*EXERCISE DATA:*
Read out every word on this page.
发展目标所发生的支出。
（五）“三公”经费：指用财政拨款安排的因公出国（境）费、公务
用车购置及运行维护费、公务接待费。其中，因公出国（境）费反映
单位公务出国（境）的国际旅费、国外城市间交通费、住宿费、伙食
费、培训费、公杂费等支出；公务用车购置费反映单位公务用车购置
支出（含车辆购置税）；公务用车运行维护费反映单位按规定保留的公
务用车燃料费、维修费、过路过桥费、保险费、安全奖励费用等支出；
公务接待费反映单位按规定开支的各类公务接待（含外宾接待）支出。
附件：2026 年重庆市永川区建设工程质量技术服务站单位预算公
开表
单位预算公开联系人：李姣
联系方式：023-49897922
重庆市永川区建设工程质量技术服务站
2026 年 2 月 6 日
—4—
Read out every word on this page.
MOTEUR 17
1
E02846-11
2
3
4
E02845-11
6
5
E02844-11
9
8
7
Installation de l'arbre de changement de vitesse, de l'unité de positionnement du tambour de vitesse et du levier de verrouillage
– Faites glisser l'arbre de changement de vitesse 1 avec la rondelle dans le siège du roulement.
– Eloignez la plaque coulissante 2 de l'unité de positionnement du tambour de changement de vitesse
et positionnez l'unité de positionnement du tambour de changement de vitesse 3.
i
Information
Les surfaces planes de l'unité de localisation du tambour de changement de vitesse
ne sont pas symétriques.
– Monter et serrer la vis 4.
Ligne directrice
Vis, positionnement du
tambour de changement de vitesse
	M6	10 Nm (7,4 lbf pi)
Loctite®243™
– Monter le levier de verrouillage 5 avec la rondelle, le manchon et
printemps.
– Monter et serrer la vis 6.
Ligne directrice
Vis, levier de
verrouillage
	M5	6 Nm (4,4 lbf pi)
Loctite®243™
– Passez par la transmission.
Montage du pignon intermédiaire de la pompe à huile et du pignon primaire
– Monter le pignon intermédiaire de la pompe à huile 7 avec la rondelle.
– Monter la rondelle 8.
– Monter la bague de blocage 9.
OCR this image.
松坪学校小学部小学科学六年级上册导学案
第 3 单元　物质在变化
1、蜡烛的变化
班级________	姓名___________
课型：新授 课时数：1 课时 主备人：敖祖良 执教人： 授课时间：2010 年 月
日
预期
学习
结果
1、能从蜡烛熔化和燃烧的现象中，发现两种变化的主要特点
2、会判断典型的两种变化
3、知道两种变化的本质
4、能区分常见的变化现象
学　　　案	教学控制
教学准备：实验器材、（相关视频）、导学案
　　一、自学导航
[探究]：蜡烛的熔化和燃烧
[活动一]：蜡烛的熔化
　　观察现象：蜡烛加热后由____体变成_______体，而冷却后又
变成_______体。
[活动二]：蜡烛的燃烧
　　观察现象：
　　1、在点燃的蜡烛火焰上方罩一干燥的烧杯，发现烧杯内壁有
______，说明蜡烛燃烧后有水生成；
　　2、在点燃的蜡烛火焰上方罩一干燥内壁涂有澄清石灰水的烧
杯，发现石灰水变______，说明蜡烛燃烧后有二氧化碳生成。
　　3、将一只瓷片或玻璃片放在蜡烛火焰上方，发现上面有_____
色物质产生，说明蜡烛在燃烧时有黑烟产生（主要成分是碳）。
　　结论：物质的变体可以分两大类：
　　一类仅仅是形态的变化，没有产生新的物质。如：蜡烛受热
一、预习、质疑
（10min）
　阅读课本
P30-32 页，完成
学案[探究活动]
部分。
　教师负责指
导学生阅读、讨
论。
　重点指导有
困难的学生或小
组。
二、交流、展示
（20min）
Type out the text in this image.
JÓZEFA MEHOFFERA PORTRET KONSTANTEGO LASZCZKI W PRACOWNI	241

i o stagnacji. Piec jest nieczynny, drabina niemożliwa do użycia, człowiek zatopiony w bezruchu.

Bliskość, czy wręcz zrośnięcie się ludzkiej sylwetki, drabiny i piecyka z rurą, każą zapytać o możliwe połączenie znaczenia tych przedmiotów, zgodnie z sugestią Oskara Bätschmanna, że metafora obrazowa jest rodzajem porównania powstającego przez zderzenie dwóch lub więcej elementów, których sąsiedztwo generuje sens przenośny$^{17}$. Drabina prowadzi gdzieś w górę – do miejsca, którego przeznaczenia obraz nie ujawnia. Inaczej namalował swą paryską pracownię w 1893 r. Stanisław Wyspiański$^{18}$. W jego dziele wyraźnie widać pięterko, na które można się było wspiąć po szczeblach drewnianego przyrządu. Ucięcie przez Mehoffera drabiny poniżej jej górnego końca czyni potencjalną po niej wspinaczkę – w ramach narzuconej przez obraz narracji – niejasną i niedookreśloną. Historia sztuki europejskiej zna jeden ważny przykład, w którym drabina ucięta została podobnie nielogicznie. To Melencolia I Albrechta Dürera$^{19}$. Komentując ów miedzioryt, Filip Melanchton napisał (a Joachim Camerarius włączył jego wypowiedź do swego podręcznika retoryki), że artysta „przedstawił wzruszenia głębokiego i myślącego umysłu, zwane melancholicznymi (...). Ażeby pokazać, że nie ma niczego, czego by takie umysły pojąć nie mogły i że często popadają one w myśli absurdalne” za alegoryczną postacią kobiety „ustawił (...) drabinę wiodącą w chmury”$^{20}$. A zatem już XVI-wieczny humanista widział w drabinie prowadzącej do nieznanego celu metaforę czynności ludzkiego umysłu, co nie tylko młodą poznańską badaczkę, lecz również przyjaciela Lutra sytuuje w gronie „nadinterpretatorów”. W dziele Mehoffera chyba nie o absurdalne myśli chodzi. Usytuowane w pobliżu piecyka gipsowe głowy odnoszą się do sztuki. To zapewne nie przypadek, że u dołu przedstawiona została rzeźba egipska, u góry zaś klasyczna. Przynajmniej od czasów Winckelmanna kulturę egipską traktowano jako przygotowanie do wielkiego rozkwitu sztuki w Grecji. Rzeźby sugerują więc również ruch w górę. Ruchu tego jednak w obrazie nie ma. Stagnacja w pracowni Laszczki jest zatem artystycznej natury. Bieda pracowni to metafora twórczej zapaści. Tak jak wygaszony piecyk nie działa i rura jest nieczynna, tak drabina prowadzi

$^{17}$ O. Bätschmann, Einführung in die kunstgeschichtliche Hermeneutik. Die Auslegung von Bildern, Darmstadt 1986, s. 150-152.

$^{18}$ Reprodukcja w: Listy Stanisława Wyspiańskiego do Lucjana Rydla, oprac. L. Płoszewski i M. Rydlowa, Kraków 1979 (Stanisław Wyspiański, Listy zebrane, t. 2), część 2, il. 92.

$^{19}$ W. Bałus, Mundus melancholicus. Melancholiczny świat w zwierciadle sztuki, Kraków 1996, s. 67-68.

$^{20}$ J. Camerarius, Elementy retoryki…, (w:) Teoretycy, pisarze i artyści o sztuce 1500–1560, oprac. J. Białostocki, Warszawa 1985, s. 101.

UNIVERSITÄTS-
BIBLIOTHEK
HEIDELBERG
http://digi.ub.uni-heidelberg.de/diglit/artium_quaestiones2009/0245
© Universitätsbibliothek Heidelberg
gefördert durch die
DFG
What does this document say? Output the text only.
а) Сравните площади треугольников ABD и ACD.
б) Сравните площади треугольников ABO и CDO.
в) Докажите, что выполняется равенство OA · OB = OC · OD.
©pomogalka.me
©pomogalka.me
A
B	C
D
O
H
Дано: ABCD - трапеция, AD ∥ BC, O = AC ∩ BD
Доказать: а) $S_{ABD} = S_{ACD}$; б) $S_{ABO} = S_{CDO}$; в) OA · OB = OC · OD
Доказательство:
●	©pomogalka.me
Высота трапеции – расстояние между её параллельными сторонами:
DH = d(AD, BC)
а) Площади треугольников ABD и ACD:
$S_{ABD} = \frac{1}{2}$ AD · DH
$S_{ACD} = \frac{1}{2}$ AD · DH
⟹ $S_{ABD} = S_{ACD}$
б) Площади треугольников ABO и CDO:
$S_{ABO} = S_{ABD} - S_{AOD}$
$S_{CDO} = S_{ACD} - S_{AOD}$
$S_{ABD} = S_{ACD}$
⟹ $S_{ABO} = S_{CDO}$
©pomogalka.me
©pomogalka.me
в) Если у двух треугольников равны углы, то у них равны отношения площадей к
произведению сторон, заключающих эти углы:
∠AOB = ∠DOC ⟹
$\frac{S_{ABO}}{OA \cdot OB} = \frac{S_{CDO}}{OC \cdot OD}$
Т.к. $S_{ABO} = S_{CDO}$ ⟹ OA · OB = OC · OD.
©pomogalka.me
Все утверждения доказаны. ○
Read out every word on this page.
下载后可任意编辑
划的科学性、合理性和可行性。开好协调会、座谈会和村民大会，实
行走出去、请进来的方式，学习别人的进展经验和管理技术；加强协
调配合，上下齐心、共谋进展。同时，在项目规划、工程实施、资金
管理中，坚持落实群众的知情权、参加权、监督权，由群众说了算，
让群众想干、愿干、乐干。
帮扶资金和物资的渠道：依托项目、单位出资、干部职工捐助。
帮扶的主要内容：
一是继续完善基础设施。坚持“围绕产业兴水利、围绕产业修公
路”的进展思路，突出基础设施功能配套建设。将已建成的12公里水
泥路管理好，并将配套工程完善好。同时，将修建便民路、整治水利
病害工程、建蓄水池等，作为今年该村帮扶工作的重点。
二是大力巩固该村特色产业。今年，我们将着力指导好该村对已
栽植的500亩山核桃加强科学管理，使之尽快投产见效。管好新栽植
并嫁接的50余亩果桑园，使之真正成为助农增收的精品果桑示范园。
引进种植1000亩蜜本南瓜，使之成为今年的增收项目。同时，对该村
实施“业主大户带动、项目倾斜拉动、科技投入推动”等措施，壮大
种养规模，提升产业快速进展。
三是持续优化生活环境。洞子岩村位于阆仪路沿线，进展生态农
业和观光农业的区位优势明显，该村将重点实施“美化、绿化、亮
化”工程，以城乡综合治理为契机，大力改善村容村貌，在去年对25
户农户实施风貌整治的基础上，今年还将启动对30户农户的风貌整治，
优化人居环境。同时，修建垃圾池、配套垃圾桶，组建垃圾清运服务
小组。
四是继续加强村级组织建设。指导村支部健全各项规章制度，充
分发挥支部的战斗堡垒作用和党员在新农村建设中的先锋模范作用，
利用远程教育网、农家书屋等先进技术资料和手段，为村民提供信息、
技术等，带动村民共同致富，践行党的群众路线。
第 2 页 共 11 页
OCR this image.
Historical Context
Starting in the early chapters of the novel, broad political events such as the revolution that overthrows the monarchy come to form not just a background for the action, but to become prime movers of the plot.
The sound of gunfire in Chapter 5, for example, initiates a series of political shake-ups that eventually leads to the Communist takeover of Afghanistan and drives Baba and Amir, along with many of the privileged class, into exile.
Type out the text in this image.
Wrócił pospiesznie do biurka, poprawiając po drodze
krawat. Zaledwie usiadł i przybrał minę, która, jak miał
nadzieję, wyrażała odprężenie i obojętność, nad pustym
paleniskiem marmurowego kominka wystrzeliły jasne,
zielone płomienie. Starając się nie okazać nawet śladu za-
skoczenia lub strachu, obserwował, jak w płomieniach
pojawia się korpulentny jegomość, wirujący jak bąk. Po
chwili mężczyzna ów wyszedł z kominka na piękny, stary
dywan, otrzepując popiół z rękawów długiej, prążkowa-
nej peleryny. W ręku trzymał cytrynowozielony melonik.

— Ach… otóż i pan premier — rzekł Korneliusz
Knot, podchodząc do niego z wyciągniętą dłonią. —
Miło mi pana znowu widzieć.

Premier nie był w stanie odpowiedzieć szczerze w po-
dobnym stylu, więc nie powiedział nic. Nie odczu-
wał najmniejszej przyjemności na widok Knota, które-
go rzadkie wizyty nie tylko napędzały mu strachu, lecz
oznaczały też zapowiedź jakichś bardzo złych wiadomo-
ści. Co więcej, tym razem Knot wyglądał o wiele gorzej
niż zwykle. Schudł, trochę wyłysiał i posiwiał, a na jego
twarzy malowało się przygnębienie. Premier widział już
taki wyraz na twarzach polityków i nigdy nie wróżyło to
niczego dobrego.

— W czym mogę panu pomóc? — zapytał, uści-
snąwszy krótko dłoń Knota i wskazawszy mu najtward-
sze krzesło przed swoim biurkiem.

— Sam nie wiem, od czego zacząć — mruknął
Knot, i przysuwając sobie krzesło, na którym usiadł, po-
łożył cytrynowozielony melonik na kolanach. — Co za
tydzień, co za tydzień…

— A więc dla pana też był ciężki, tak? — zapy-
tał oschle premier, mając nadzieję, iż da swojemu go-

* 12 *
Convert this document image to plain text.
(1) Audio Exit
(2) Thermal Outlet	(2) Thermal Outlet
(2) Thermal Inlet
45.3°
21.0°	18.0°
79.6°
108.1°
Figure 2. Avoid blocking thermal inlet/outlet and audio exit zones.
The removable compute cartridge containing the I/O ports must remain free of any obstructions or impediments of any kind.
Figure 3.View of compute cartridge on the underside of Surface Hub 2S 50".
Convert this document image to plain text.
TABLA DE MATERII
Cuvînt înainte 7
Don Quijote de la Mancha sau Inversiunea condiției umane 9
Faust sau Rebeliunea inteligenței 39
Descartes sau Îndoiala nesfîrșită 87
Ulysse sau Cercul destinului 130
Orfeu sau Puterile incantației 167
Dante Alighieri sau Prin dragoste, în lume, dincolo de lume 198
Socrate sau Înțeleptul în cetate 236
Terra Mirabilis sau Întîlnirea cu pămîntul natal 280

*REQUIRED WORK:*
Copy every line in the entries above that has the string "intermédiaire" in it.

*OUTPUT OF THE TASK:*
Montage du pignon intermédiaire de la pompe à huile et du pignon primaire
– Monter le pignon intermédiaire de la pompe à huile 7 avec la rondelle.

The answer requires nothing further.